▶ **What is expected**: List every line in the records below that contains the word "Ellipse", copying each such line in full.

Region annotation records:

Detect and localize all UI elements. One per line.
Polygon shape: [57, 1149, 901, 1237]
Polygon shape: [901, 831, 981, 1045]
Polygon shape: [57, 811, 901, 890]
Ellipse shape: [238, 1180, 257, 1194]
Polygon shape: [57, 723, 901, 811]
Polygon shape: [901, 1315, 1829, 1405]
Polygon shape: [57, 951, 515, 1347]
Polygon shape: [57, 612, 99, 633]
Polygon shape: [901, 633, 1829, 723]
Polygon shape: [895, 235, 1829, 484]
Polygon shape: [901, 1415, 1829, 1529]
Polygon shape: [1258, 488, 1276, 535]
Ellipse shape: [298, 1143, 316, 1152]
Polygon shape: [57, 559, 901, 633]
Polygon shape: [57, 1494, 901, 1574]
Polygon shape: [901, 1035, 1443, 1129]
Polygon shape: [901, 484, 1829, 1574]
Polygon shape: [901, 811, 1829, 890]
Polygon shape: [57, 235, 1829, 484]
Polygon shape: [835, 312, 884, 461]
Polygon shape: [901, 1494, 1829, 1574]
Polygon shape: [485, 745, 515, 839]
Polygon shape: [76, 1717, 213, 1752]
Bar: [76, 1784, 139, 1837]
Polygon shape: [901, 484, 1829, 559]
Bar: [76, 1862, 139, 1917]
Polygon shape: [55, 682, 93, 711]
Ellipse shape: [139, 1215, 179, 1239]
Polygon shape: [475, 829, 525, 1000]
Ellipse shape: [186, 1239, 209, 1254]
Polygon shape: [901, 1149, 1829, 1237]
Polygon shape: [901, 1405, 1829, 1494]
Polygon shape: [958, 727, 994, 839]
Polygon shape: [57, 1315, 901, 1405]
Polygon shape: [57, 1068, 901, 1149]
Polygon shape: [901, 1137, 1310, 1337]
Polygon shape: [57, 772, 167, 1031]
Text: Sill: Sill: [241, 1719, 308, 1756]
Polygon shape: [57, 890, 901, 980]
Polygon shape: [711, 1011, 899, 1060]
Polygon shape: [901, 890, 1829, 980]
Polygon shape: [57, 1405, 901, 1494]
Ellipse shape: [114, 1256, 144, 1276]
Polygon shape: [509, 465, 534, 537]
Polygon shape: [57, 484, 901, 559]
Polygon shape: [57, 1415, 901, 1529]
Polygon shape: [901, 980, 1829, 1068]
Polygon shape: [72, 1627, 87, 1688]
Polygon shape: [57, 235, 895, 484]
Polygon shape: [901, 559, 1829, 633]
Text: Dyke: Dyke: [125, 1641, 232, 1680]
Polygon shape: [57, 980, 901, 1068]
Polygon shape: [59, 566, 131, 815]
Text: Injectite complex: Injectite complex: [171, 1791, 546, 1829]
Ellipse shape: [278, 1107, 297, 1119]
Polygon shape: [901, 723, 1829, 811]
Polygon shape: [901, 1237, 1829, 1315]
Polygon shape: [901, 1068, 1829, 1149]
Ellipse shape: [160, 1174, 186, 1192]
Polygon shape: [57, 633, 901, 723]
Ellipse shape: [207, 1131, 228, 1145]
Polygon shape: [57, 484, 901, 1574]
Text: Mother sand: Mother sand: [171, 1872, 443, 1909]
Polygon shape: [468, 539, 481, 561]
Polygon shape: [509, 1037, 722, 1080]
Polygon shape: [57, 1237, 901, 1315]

▶ **Problem solution**:
Ellipse shape: [238, 1180, 257, 1194]
Ellipse shape: [298, 1143, 316, 1152]
Ellipse shape: [139, 1215, 179, 1239]
Ellipse shape: [186, 1239, 209, 1254]
Ellipse shape: [114, 1256, 144, 1276]
Ellipse shape: [278, 1107, 297, 1119]
Ellipse shape: [160, 1174, 186, 1192]
Ellipse shape: [207, 1131, 228, 1145]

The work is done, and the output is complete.